**Task instructions:**
Write out the data again in full, exactly as it reads.

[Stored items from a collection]
++++++++

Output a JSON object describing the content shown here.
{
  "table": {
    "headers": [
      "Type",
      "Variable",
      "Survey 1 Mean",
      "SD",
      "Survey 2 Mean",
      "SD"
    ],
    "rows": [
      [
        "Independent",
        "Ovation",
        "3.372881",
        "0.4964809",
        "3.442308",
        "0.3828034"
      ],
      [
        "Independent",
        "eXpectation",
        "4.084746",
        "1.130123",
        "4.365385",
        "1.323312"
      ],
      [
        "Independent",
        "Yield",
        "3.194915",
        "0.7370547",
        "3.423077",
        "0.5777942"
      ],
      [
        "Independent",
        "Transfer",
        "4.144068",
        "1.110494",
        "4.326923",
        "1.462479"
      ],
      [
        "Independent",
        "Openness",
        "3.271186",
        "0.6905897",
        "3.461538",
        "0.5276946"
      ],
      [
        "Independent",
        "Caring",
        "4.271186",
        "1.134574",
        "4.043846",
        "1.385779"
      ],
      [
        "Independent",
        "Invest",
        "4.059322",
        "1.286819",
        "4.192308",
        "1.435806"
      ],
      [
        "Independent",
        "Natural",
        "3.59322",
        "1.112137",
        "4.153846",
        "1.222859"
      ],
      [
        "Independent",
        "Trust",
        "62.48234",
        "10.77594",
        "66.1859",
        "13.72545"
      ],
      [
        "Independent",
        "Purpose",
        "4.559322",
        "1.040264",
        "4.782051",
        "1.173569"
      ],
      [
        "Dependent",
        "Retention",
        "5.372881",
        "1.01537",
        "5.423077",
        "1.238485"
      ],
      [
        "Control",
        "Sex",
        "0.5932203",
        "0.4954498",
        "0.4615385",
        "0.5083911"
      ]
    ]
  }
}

++++++++

**Exercise output:**
Output a JSON object describing the content shown here.
{
  "table": {
    "headers": [
      "Type",
      "Variable",
      "Survey 1 Mean",
      "SD",
      "Survey 2 Mean",
      "SD"
    ],
    "rows": [
      [
        "Independent",
        "Ovation",
        "3.372881",
        "0.4964809",
        "3.442308",
        "0.3828034"
      ],
      [
        "Independent",
        "eXpectation",
        "4.084746",
        "1.130123",
        "4.365385",
        "1.323312"
      ],
      [
        "Independent",
        "Yield",
        "3.194915",
        "0.7370547",
        "3.423077",
        "0.5777942"
      ],
      [
        "Independent",
        "Transfer",
        "4.144068",
        "1.110494",
        "4.326923",
        "1.462479"
      ],
      [
        "Independent",
        "Openness",
        "3.271186",
        "0.6905897",
        "3.461538",
        "0.5276946"
      ],
      [
        "Independent",
        "Caring",
        "4.271186",
        "1.134574",
        "4.043846",
        "1.385779"
      ],
      [
        "Independent",
        "Invest",
        "4.059322",
        "1.286819",
        "4.192308",
        "1.435806"
      ],
      [
        "Independent",
        "Natural",
        "3.59322",
        "1.112137",
        "4.153846",
        "1.222859"
      ],
      [
        "Independent",
        "Trust",
        "62.48234",
        "10.77594",
        "66.1859",
        "13.72545"
      ],
      [
        "Independent",
        "Purpose",
        "4.559322",
        "1.040264",
        "4.782051",
        "1.173569"
      ],
      [
        "Dependent",
        "Retention",
        "5.372881",
        "1.01537",
        "5.423077",
        "1.238485"
      ],
      [
        "Control",
        "Sex",
        "0.5932203",
        "0.4954498",
        "0.4615385",
        "0.5083911"
      ]
    ]
  }
}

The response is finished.